Supplied records
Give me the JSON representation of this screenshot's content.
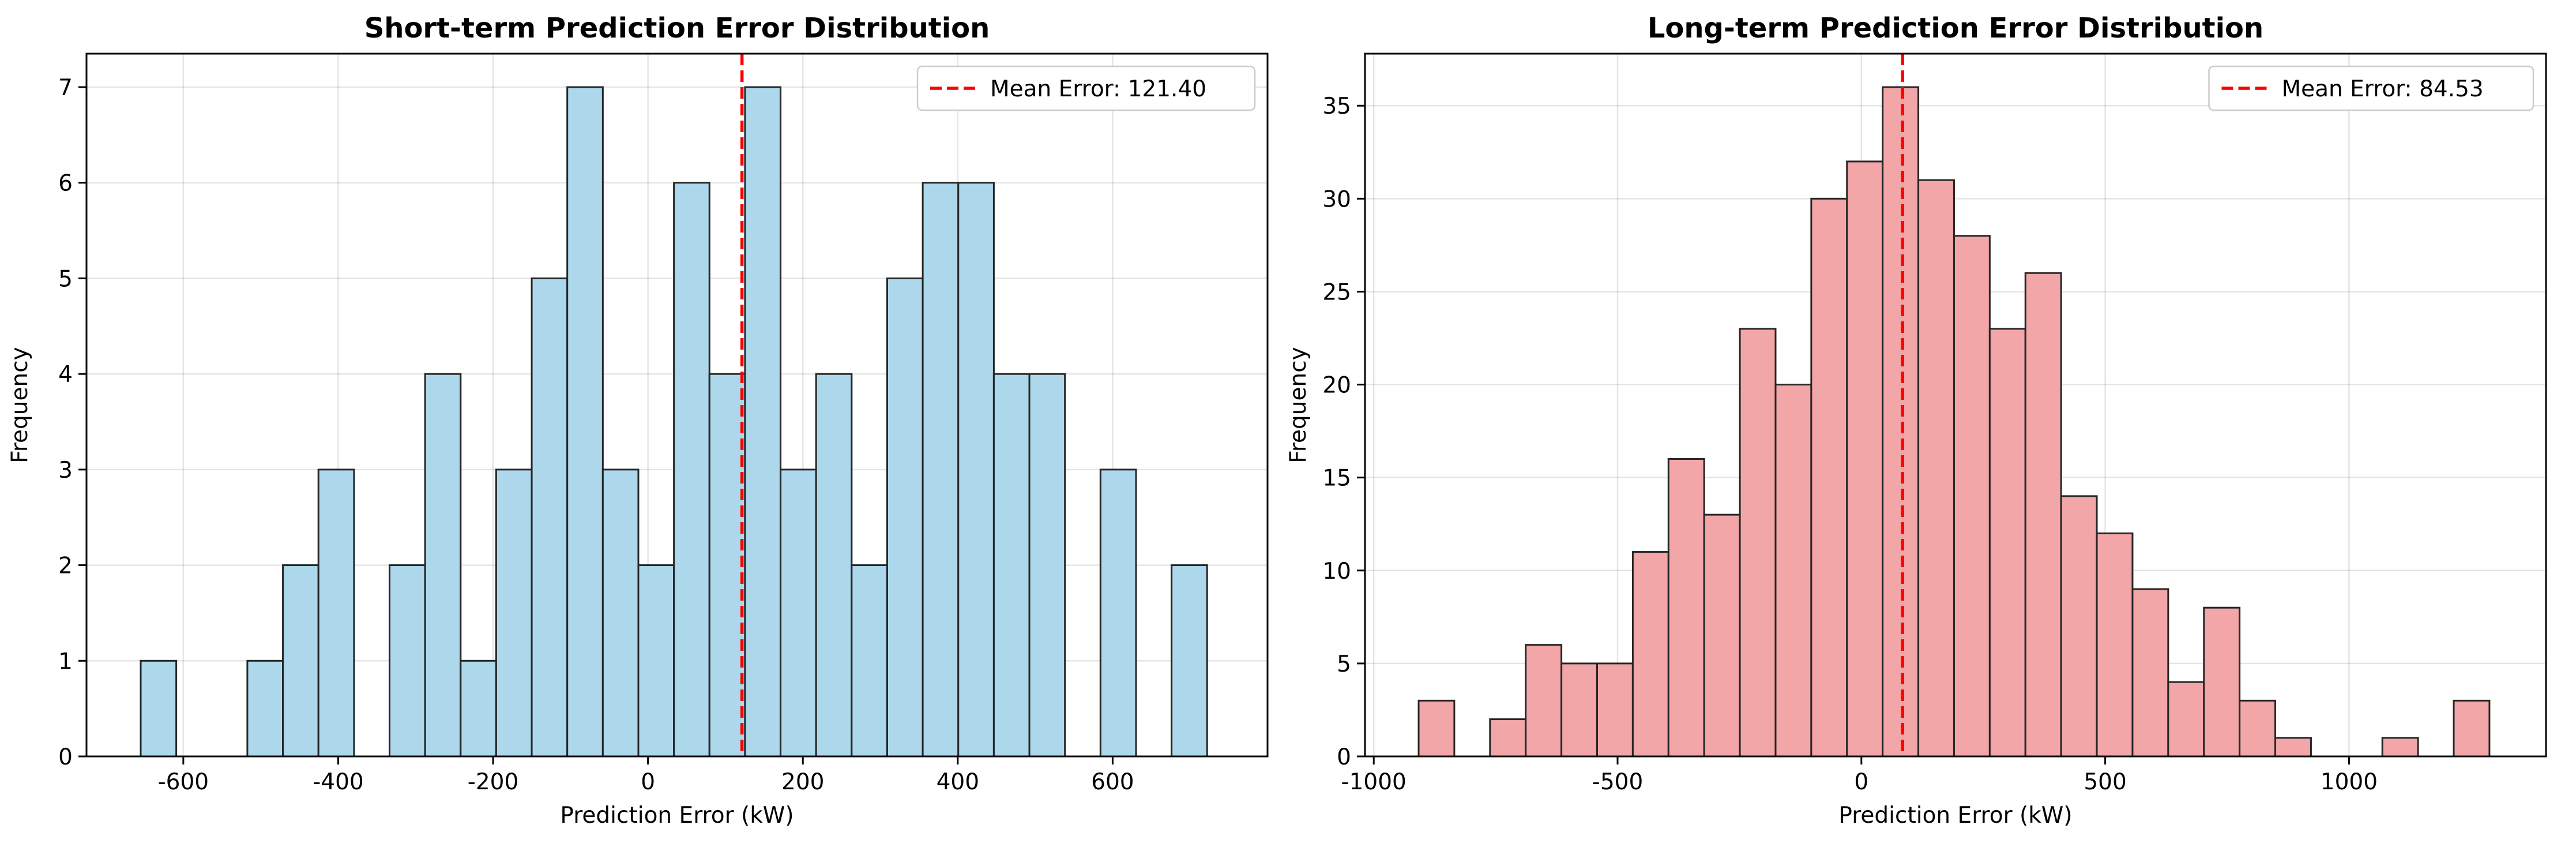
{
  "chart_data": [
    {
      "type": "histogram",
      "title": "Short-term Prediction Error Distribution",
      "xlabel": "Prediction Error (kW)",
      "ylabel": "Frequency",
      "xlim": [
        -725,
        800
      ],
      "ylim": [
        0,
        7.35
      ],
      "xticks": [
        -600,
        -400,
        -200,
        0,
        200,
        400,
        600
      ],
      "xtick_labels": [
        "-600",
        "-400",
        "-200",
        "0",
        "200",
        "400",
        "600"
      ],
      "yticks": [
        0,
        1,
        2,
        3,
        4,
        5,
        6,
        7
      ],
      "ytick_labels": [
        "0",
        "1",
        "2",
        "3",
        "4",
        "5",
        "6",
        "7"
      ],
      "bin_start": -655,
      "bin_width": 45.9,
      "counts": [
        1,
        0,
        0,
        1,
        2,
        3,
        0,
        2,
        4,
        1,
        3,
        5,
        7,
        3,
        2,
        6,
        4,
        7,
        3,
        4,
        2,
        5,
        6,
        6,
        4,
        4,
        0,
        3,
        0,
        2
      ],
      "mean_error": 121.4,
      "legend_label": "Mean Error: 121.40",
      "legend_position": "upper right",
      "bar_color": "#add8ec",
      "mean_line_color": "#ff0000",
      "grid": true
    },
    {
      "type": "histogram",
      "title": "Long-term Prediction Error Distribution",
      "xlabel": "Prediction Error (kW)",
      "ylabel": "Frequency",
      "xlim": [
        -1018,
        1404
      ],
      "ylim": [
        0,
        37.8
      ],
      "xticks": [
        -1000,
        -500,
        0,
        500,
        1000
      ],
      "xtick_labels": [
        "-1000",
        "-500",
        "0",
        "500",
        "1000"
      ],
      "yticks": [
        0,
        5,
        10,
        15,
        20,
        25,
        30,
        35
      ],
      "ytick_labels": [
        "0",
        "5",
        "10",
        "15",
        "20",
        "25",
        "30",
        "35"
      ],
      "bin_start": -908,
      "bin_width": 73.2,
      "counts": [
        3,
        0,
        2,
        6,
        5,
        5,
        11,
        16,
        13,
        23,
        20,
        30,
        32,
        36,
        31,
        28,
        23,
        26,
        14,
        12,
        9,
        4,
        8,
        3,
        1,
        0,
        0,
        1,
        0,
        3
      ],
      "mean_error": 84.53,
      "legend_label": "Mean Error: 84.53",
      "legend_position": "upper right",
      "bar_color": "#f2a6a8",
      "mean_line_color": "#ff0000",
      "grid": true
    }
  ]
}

--

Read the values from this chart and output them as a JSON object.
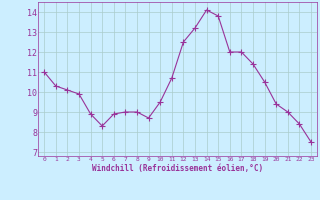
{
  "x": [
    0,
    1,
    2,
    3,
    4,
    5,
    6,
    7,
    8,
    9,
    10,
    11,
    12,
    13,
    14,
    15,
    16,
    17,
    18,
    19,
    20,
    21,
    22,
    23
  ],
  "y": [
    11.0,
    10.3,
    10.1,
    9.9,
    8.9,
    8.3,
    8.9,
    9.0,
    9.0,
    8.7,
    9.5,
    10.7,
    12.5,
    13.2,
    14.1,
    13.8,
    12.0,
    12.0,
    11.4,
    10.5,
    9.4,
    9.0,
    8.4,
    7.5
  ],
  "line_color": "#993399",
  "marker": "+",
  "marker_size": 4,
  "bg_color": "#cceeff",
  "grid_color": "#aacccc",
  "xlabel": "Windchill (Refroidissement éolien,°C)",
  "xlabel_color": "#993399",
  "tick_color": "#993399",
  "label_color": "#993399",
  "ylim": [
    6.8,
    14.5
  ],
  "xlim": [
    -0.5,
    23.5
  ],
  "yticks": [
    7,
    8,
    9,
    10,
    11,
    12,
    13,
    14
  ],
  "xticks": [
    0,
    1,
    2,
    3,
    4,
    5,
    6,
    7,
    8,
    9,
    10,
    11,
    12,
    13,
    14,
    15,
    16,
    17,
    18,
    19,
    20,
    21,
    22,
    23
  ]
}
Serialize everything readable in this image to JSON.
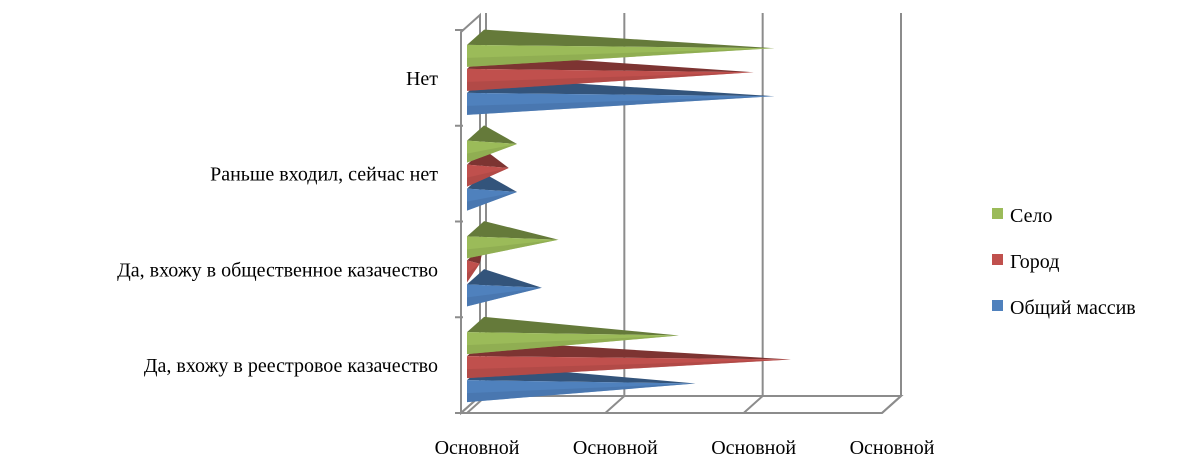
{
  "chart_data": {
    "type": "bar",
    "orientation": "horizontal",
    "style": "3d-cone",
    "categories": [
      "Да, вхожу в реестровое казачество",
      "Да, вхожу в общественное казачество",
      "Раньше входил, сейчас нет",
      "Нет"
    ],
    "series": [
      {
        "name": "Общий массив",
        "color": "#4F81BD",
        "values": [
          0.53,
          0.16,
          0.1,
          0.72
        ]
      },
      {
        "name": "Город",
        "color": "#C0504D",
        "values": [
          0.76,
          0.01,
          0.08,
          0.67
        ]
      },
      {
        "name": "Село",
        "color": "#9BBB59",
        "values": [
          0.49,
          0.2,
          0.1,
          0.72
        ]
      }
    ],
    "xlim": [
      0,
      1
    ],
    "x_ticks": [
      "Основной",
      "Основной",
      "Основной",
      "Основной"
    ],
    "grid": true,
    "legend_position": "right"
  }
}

Requirements
Scan the material above for the string "title" and return the lines that hold it.

Solution
      "title": "Short-term Prediction Error Distribution",
      "title": "Long-term Prediction Error Distribution",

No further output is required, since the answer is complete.